• Exercise goal:
Continue the forum thread about timing code with <sys/time.h> and <ctime> from where it stops.

• Extract to read:

Otherwise your fraction is not likely to be accurate on most common
implementations.

I've fixed my class with your help:

#include <ctime>
#include <sys/time.h> // Must try to get rid of this as it could be
BSD/Linux specific
using namespace std;

class chrono {
public:
chrono() {};
~chrono() {};

int start();
double freeze();

private:
struct timeval before_time, after_time;
struct timeval sub_chrono;
};


int chrono::start() {
return gettimeofday(&before_time, 0);
}

double chrono::freeze() {
gettimeofday(&after_time, 0);
timersub(&after_time, &before_time, &sub_chrono);

return (sub_chrono.tv_sec + sub_chrono.tv_usec / 1000000.0);
}

Now you mentionned that using <sys/time.h> breaks portability. Before I
resorted to <sys/time.h>, I actually had a class that used <ctime>, but
unfortunatly I wasn't able to get better than .2 digits precision (such as
45.99). With <sys/time.h>, I'm able to get .5 digits precision (such as
45.98676).

Of course, I would rather have my code work on most machines instead of only
the ones I'm working on. Does anyone have a suggestion for using <ctime>
with the same precision as <sys/time.h> ?

Thanks,
Nicolas.

 

[Karl Heinz Buchegger]

Now you mentionned that using <sys/time.h> breaks portability. Before I
resorted to <sys/time.h>, I actually had a class that used <ctime>, but
unfortunatly I wasn't able to get better than .2 digits precision (such as
45.99). With <sys/time.h>, I'm able to get .5 digits precision (such as
45.98676).

• Data excerpt:
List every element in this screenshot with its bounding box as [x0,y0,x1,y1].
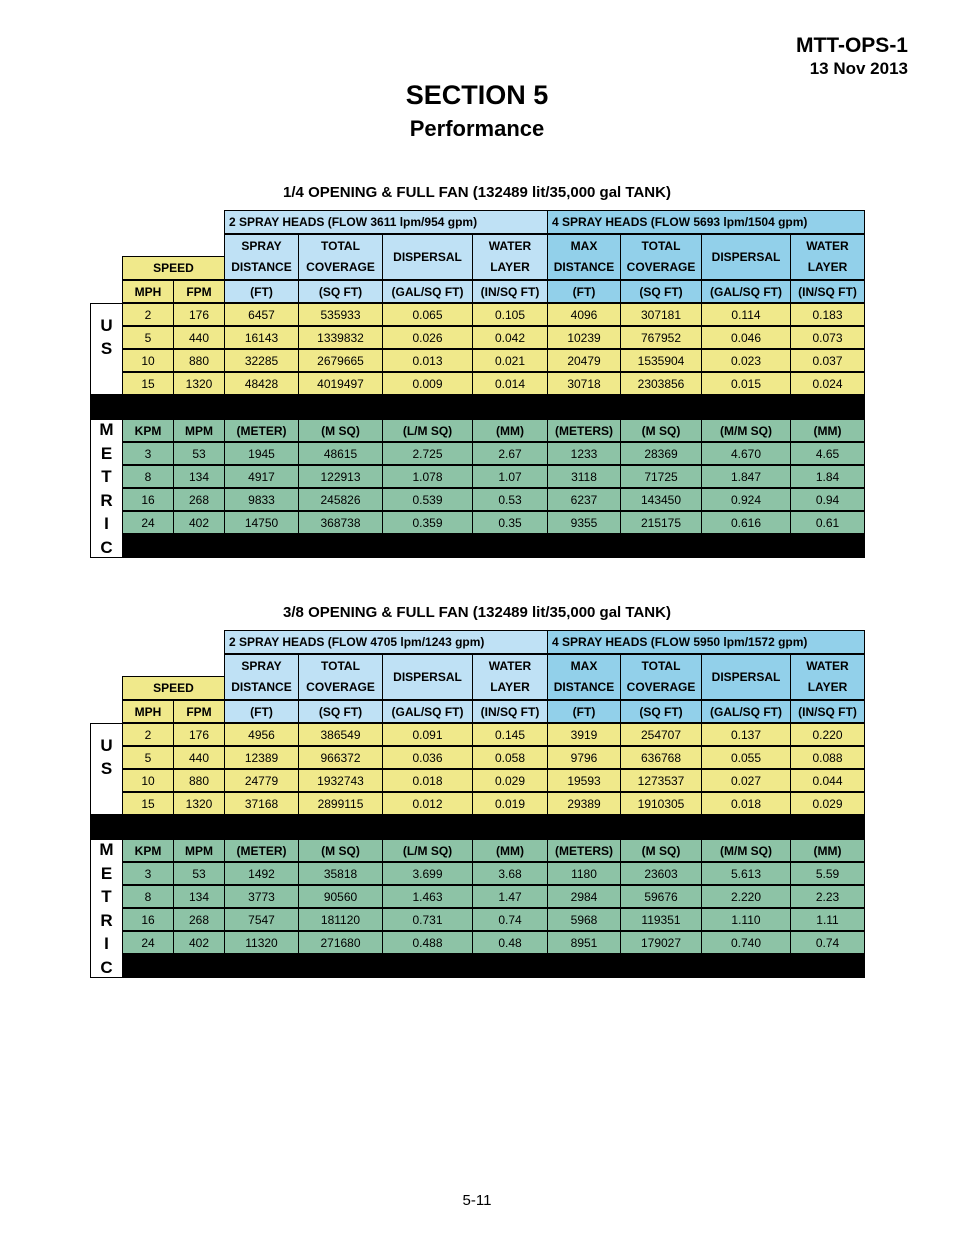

• The output:
That most likely was a leftover from 'float'.
Now that you have switched to double you got more presicion.

As a rule of thumb:

You should not use 'float' unless you
* you know what you do
* have the knowledge to fight that beast
* are willing to fight that beast
* have a very, very, very good reason
Use double instead.

 

[KeithSpook]

Now you mentionned that using <sys/time.h> breaks portability. Before I
resorted to <sys/time.h>, I actually had a class that used <ctime>, but
unfortunatly I wasn't able to get better than .2 digits precision (such as
45.99). With <sys/time.h>, I'm able to get .5 digits precision (such as
45.98676).

Of course, I would rather have my code work on most machines instead of only
the ones I'm working on. Does anyone have a suggestion for using <ctime>
with the same precision as <sys/time.h> ?

You may want to take a look at Boost.Date_Time
(http://www.boost.org/doc/html/date_time.html). It has decent
precision and portability.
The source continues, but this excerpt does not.